SET TASK —
Quote these lines exactly: the one that holds "Give me the" and every line after it to the end of the material below. Skip pictures.
********************
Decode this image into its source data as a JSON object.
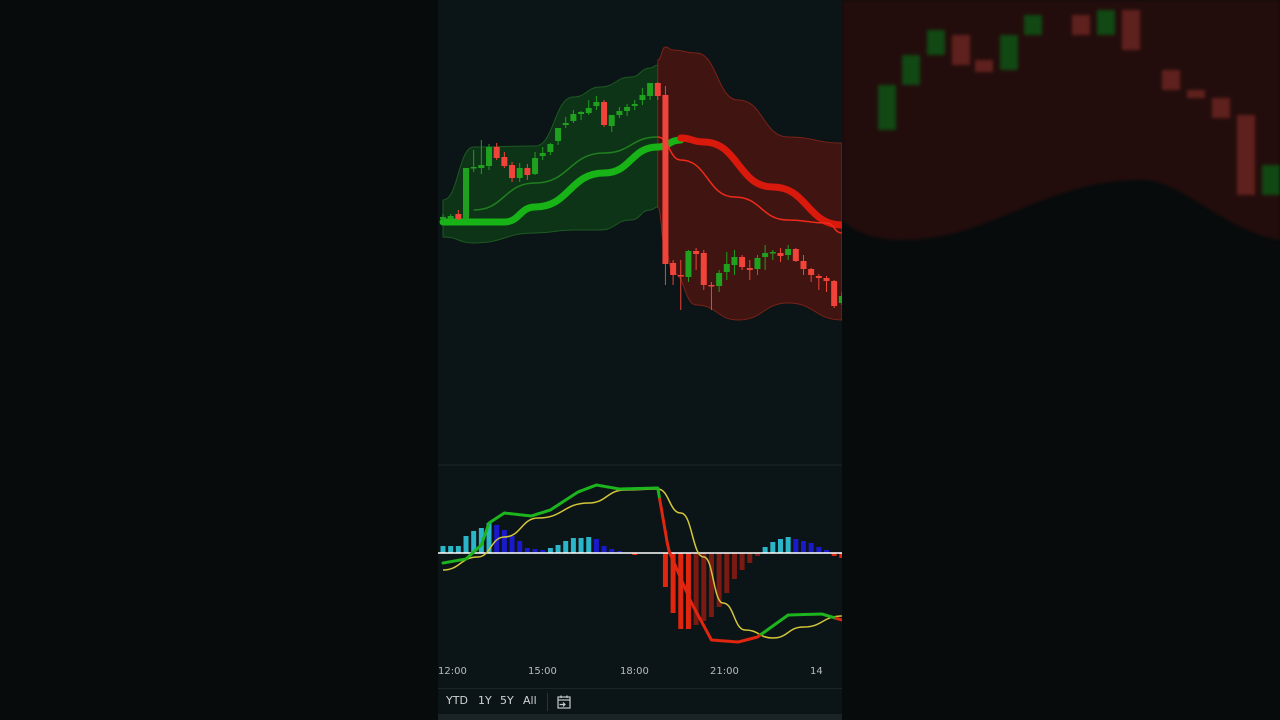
{
  "colors": {
    "up": "#1fa01f",
    "down": "#f0433a",
    "green_band": "#0f3a17",
    "red_band": "#4a1410",
    "macd_up": "#1db51d",
    "macd_down": "#e0260f",
    "signal": "#d4c63a",
    "hist_pos_rise": "#2bb5c9",
    "hist_pos_fall": "#1a1acc",
    "hist_neg_rise": "#e0260f",
    "hist_neg_fall": "#7a1a12",
    "zero_line": "#ffffff"
  },
  "time_axis": [
    "12:00",
    "15:00",
    "18:00",
    "21:00",
    "14"
  ],
  "toolbar": {
    "ytd": "YTD",
    "y1": "1Y",
    "y5": "5Y",
    "all": "All",
    "calendar_icon": "calendar-goto-icon"
  },
  "chart_data": [
    {
      "type": "candlestick",
      "title": "",
      "x": "bar index (time)",
      "candles": [
        [
          181,
          186,
          178,
          183
        ],
        [
          181,
          186,
          180,
          184
        ],
        [
          186,
          190,
          180,
          181
        ],
        [
          181,
          232,
          180,
          232
        ],
        [
          232,
          250,
          228,
          233
        ],
        [
          232,
          260,
          226,
          235
        ],
        [
          234,
          256,
          230,
          253
        ],
        [
          253,
          257,
          240,
          242
        ],
        [
          243,
          248,
          232,
          234
        ],
        [
          235,
          238,
          218,
          222
        ],
        [
          222,
          237,
          218,
          232
        ],
        [
          232,
          236,
          220,
          225
        ],
        [
          226,
          248,
          225,
          242
        ],
        [
          244,
          253,
          240,
          247
        ],
        [
          248,
          257,
          245,
          256
        ],
        [
          259,
          272,
          255,
          272
        ],
        [
          275,
          283,
          272,
          277
        ],
        [
          279,
          290,
          277,
          286
        ],
        [
          286,
          289,
          280,
          288
        ],
        [
          287,
          300,
          285,
          292
        ],
        [
          294,
          304,
          290,
          298
        ],
        [
          298,
          300,
          273,
          275
        ],
        [
          274,
          285,
          268,
          285
        ],
        [
          285,
          293,
          282,
          289
        ],
        [
          289,
          296,
          284,
          293
        ],
        [
          294,
          300,
          290,
          296
        ],
        [
          300,
          312,
          295,
          305
        ],
        [
          304,
          317,
          300,
          317
        ],
        [
          317,
          318,
          300,
          304
        ],
        [
          305,
          314,
          115,
          136
        ],
        [
          137,
          140,
          115,
          125
        ],
        [
          125,
          140,
          90,
          124
        ],
        [
          123,
          150,
          118,
          149
        ],
        [
          149,
          152,
          130,
          146
        ],
        [
          147,
          150,
          110,
          115
        ],
        [
          115,
          118,
          90,
          114
        ],
        [
          114,
          130,
          108,
          127
        ],
        [
          128,
          148,
          120,
          136
        ],
        [
          135,
          150,
          125,
          143
        ],
        [
          143,
          145,
          130,
          133
        ],
        [
          132,
          140,
          120,
          130
        ],
        [
          131,
          145,
          125,
          142
        ],
        [
          143,
          155,
          130,
          147
        ],
        [
          148,
          150,
          140,
          148
        ],
        [
          147,
          152,
          138,
          144
        ],
        [
          145,
          155,
          140,
          151
        ],
        [
          151,
          152,
          138,
          139
        ],
        [
          139,
          145,
          125,
          131
        ],
        [
          131,
          132,
          118,
          125
        ],
        [
          124,
          126,
          110,
          122
        ],
        [
          122,
          124,
          108,
          119
        ],
        [
          119,
          120,
          92,
          94
        ],
        [
          97,
          108,
          95,
          104
        ]
      ],
      "candle_format": "open,high,low,close",
      "bands": {
        "green": [
          [
            0,
            200,
            163
          ],
          [
            4,
            253,
            157
          ],
          [
            12,
            254,
            167
          ],
          [
            17,
            303,
            170
          ],
          [
            20.5,
            313,
            170
          ],
          [
            24.5,
            323,
            180
          ],
          [
            27,
            332,
            190
          ],
          [
            28,
            335,
            193
          ]
        ],
        "red": [
          [
            28,
            340,
            193
          ],
          [
            29,
            353,
            150
          ],
          [
            30,
            350,
            127
          ],
          [
            33,
            347,
            95
          ],
          [
            38.5,
            300,
            80
          ],
          [
            45,
            263,
            97
          ],
          [
            52,
            257,
            80
          ]
        ]
      },
      "ma_thick": {
        "green": [
          [
            0,
            178
          ],
          [
            8,
            178
          ],
          [
            12,
            193
          ],
          [
            21,
            227
          ],
          [
            28,
            253
          ],
          [
            31,
            260
          ]
        ],
        "red": [
          [
            31,
            262
          ],
          [
            34,
            258
          ],
          [
            43,
            213
          ],
          [
            52,
            175
          ]
        ]
      },
      "ma_thin": {
        "green": [
          [
            4,
            190
          ],
          [
            12,
            217
          ],
          [
            21,
            247
          ],
          [
            28,
            263
          ]
        ],
        "red": [
          [
            28,
            263
          ],
          [
            31,
            240
          ],
          [
            38,
            203
          ],
          [
            45,
            180
          ],
          [
            50,
            177
          ],
          [
            52,
            167
          ]
        ]
      }
    },
    {
      "type": "macd",
      "histogram": [
        7,
        7,
        7,
        17,
        22,
        25,
        30,
        28,
        23,
        17,
        12,
        5,
        4,
        3,
        5,
        8,
        12,
        15,
        15,
        16,
        14,
        7,
        4,
        2,
        0,
        -2,
        0,
        0,
        0,
        -34,
        -60,
        -76,
        -76,
        -72,
        -68,
        -64,
        -54,
        -40,
        -26,
        -17,
        -10,
        -3,
        6,
        11,
        14,
        16,
        14,
        12,
        10,
        6,
        3,
        -3,
        -5
      ],
      "macd": [
        [
          0,
          -10
        ],
        [
          3,
          -6
        ],
        [
          5,
          8
        ],
        [
          6,
          30
        ],
        [
          8,
          40
        ],
        [
          11.5,
          37
        ],
        [
          14,
          43
        ],
        [
          17.6,
          61
        ],
        [
          20,
          68
        ],
        [
          23,
          64
        ],
        [
          28,
          65
        ],
        [
          29.4,
          3
        ],
        [
          32.4,
          -50
        ],
        [
          35,
          -87
        ],
        [
          38.5,
          -89
        ],
        [
          41,
          -84
        ],
        [
          45,
          -62
        ],
        [
          49.4,
          -61
        ],
        [
          52,
          -67
        ]
      ],
      "signal": [
        [
          0,
          -17
        ],
        [
          4.5,
          -4
        ],
        [
          8,
          16
        ],
        [
          12.4,
          35
        ],
        [
          19,
          50
        ],
        [
          23.7,
          63
        ],
        [
          28,
          64
        ],
        [
          31,
          40
        ],
        [
          34,
          -4
        ],
        [
          36.5,
          -50
        ],
        [
          39.4,
          -77
        ],
        [
          43,
          -85
        ],
        [
          47,
          -74
        ],
        [
          52,
          -63
        ]
      ]
    }
  ]
}
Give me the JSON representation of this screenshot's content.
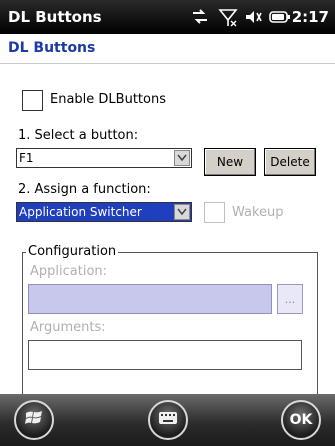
{
  "statusbar": {
    "title": "DL Buttons",
    "time": "2:17",
    "icons": [
      "connectivity-icon",
      "signal-icon",
      "volume-icon",
      "battery-icon"
    ]
  },
  "header": {
    "title": "DL Buttons"
  },
  "form": {
    "enable_label": "Enable DLButtons",
    "enable_checked": false,
    "select_label": "1. Select a button:",
    "button_value": "F1",
    "new_label": "New",
    "delete_label": "Delete",
    "assign_label": "2. Assign a function:",
    "function_value": "Application Switcher",
    "wakeup_label": "Wakeup",
    "wakeup_checked": false
  },
  "config": {
    "title": "Configuration",
    "application_label": "Application:",
    "application_value": "",
    "browse_label": "...",
    "arguments_label": "Arguments:",
    "arguments_value": ""
  },
  "bottombar": {
    "start_icon": "windows-start-icon",
    "keyboard_icon": "keyboard-icon",
    "ok_label": "OK"
  },
  "colors": {
    "header_text": "#1a3aa8",
    "selection": "#1f3fbf",
    "disabled_field": "#c8c8ec"
  }
}
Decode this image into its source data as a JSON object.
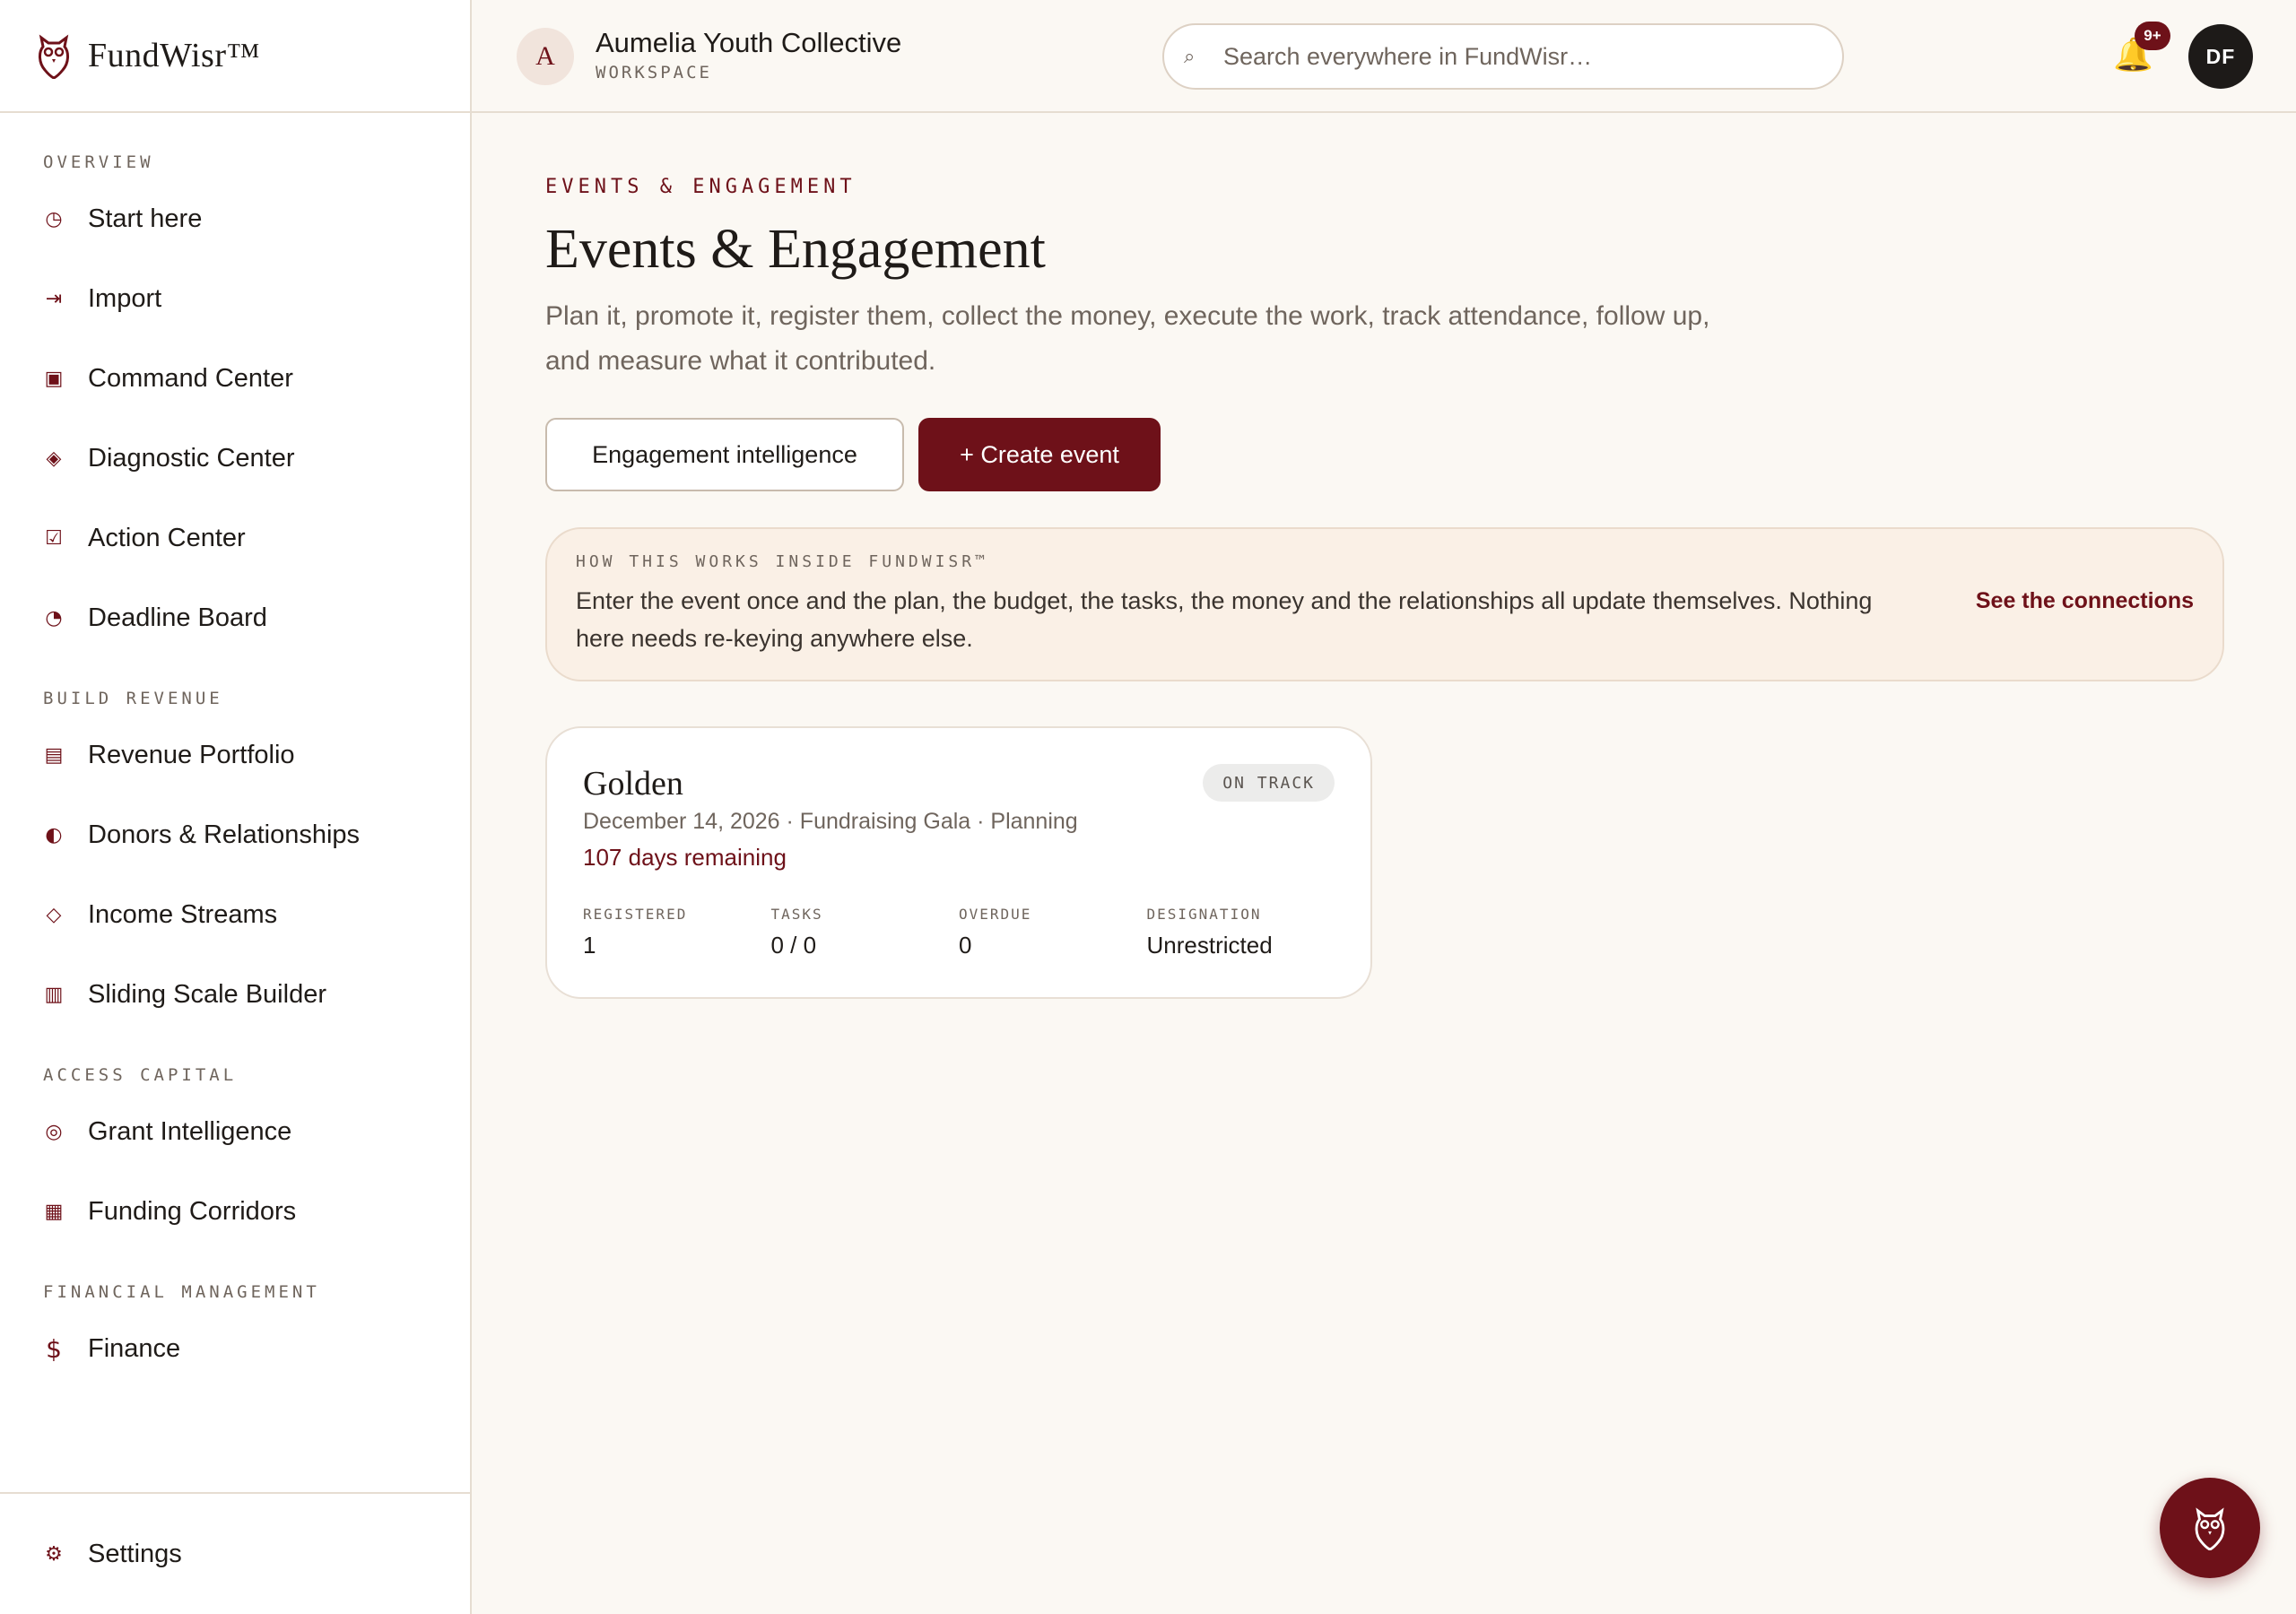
********************
FINISHED ANSWER —
Give me the JSON representation of this screenshot's content.
{
  "statusbar": {
    "title": "DL Buttons",
    "time": "2:17",
    "icons": [
      "connectivity-icon",
      "signal-icon",
      "volume-icon",
      "battery-icon"
    ]
  },
  "header": {
    "title": "DL Buttons"
  },
  "form": {
    "enable_label": "Enable DLButtons",
    "enable_checked": false,
    "select_label": "1. Select a button:",
    "button_value": "F1",
    "new_label": "New",
    "delete_label": "Delete",
    "assign_label": "2. Assign a function:",
    "function_value": "Application Switcher",
    "wakeup_label": "Wakeup",
    "wakeup_checked": false
  },
  "config": {
    "title": "Configuration",
    "application_label": "Application:",
    "application_value": "",
    "browse_label": "...",
    "arguments_label": "Arguments:",
    "arguments_value": ""
  },
  "bottombar": {
    "start_icon": "windows-start-icon",
    "keyboard_icon": "keyboard-icon",
    "ok_label": "OK"
  },
  "colors": {
    "header_text": "#1a3aa8",
    "selection": "#1f3fbf",
    "disabled_field": "#c8c8ec"
  }
}
Decode this image into its source data as a JSON object.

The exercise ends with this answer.